• [RECORDS FOR PROCESSING]:
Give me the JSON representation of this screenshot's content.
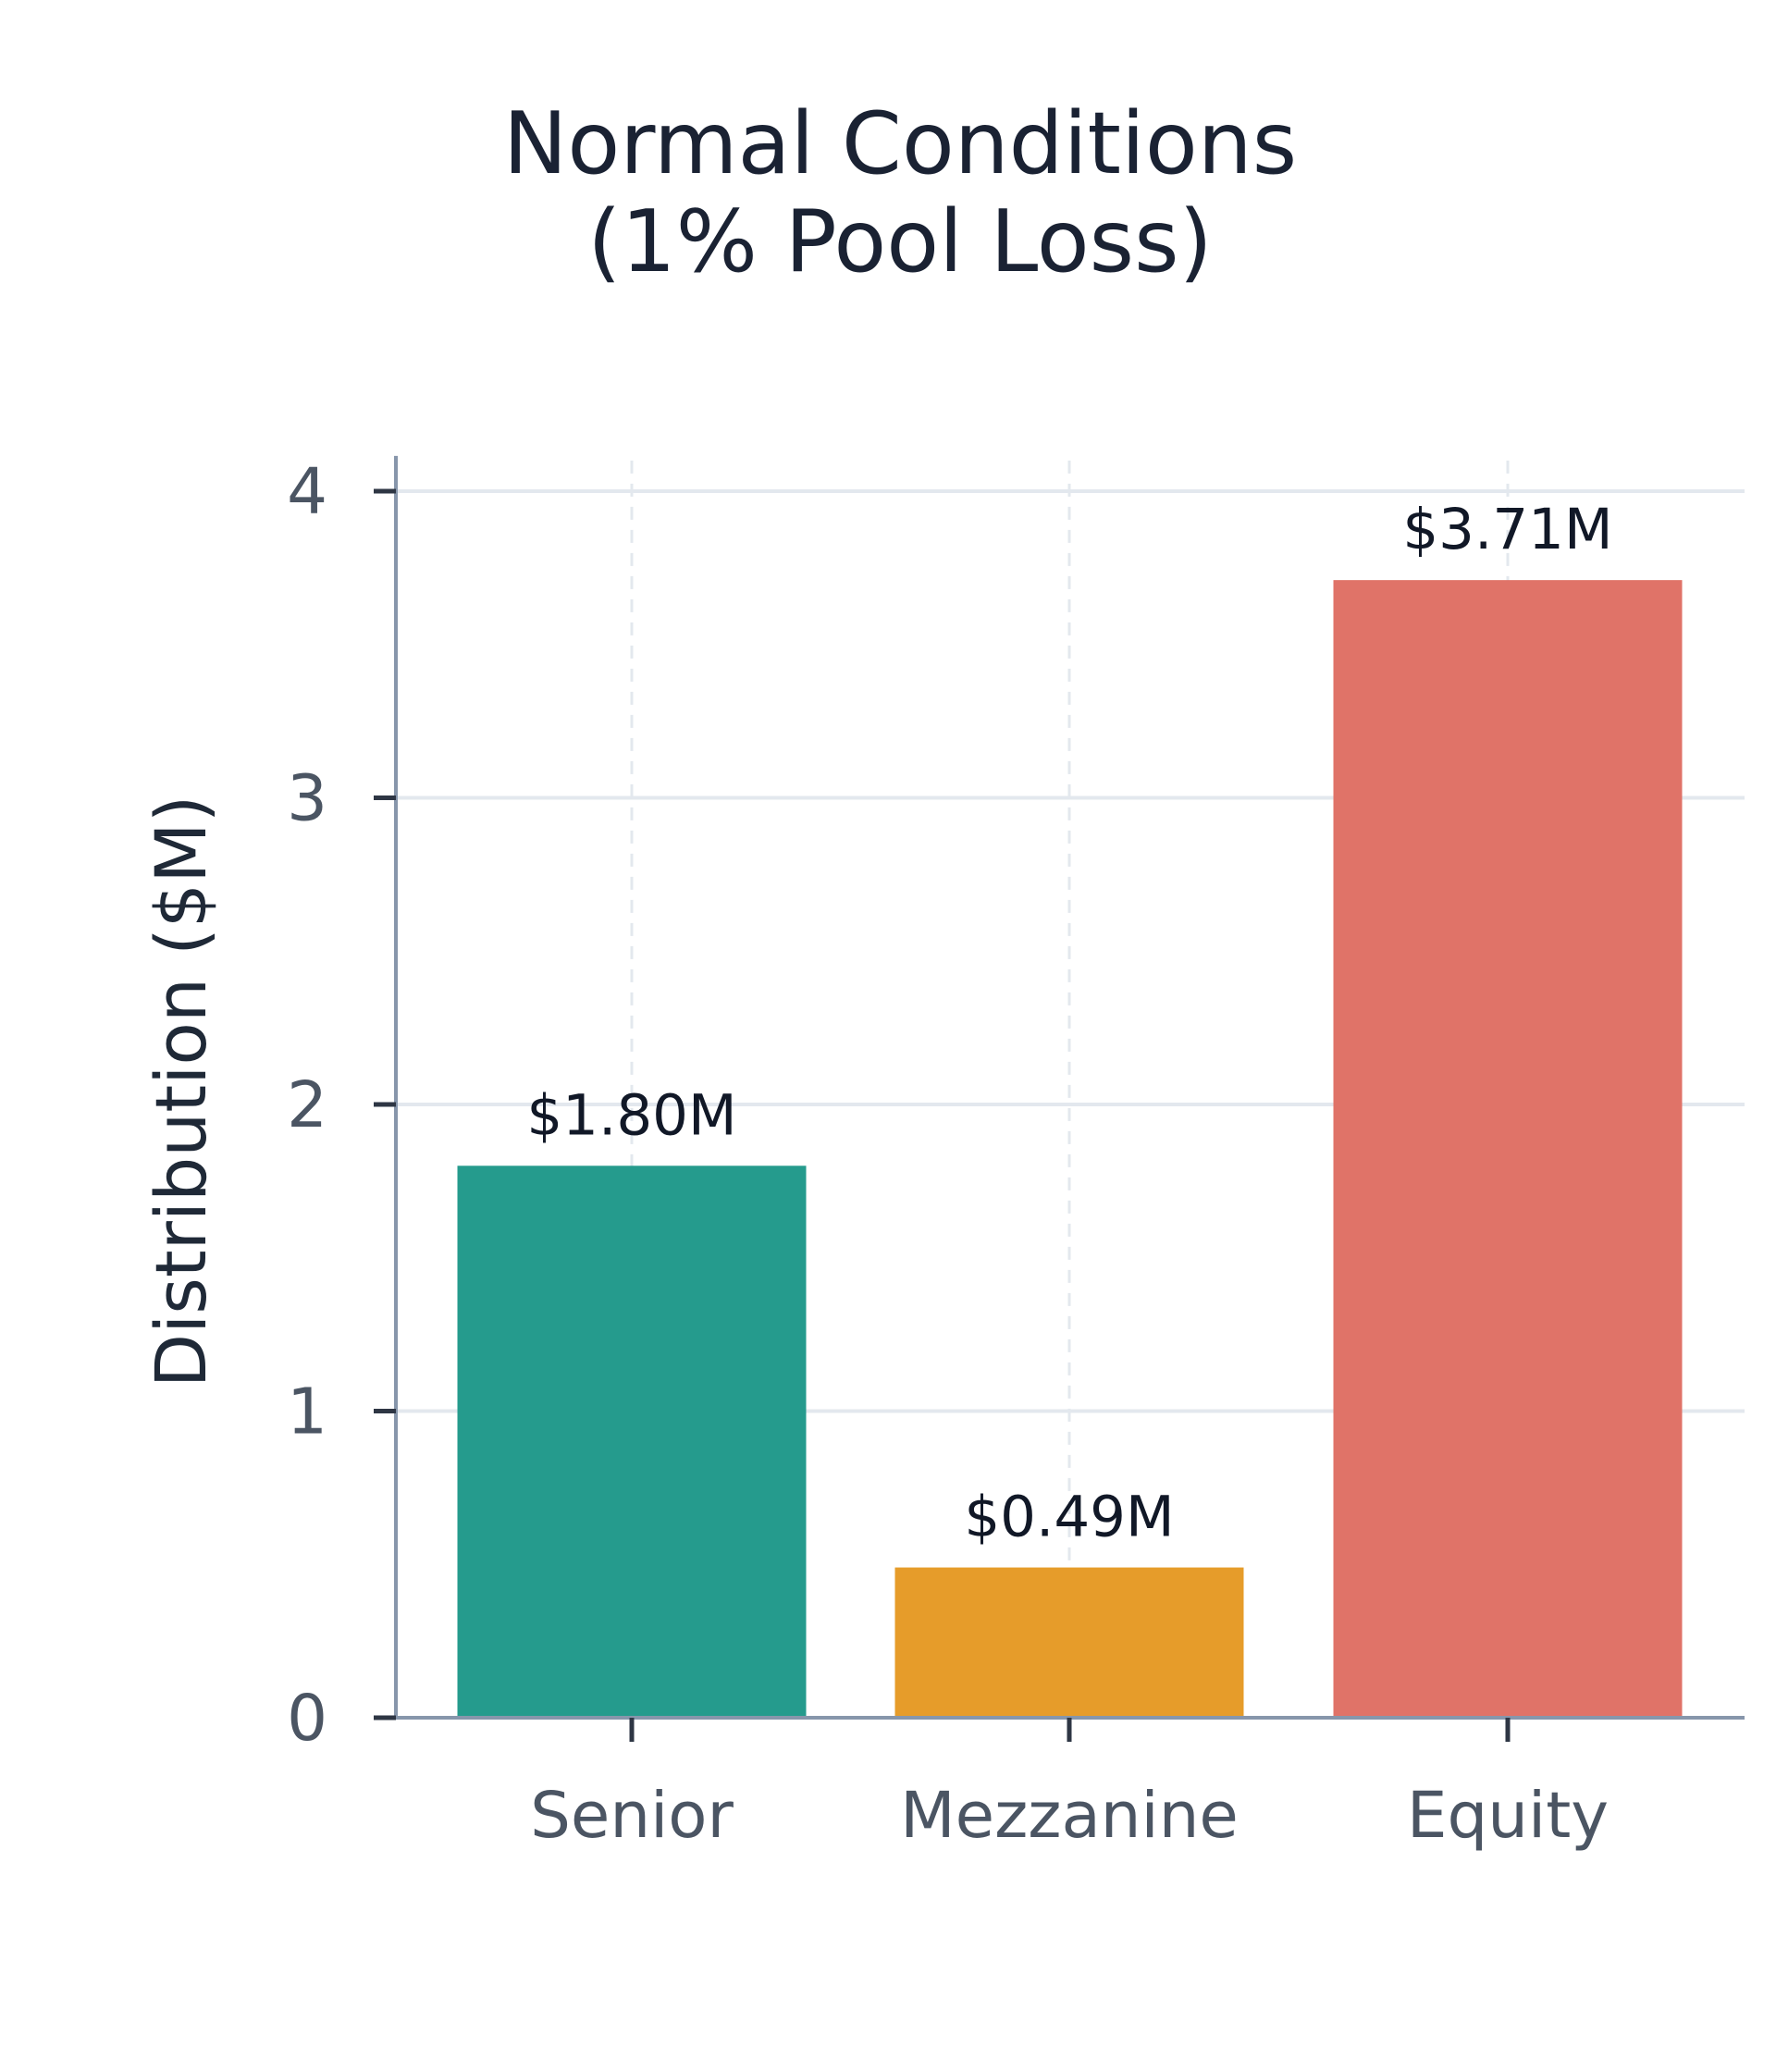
{
  "chart_data": {
    "type": "bar",
    "title_lines": [
      "Normal Conditions",
      "(1% Pool Loss)"
    ],
    "xlabel": "",
    "ylabel": "Distribution ($M)",
    "categories": [
      "Senior",
      "Mezzanine",
      "Equity"
    ],
    "values": [
      1.8,
      0.49,
      3.71
    ],
    "value_labels": [
      "$1.80M",
      "$0.49M",
      "$3.71M"
    ],
    "colors": [
      "#259b8d",
      "#e69c2a",
      "#e07368"
    ],
    "yticks": [
      0,
      1,
      2,
      3,
      4
    ],
    "ylim": [
      0,
      4.1
    ],
    "grid": true,
    "legend": "none"
  }
}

• [WHAT IS BEING ASKED]:
Transcribe the whole listing exactly. Pictures stay out of your copy.

• [WORKED ANSWER]:
Give me the JSON representation of this screenshot's content.
{
  "chart_data": {
    "type": "bar",
    "title_lines": [
      "Normal Conditions",
      "(1% Pool Loss)"
    ],
    "xlabel": "",
    "ylabel": "Distribution ($M)",
    "categories": [
      "Senior",
      "Mezzanine",
      "Equity"
    ],
    "values": [
      1.8,
      0.49,
      3.71
    ],
    "value_labels": [
      "$1.80M",
      "$0.49M",
      "$3.71M"
    ],
    "colors": [
      "#259b8d",
      "#e69c2a",
      "#e07368"
    ],
    "yticks": [
      0,
      1,
      2,
      3,
      4
    ],
    "ylim": [
      0,
      4.1
    ],
    "grid": true,
    "legend": "none"
  }
}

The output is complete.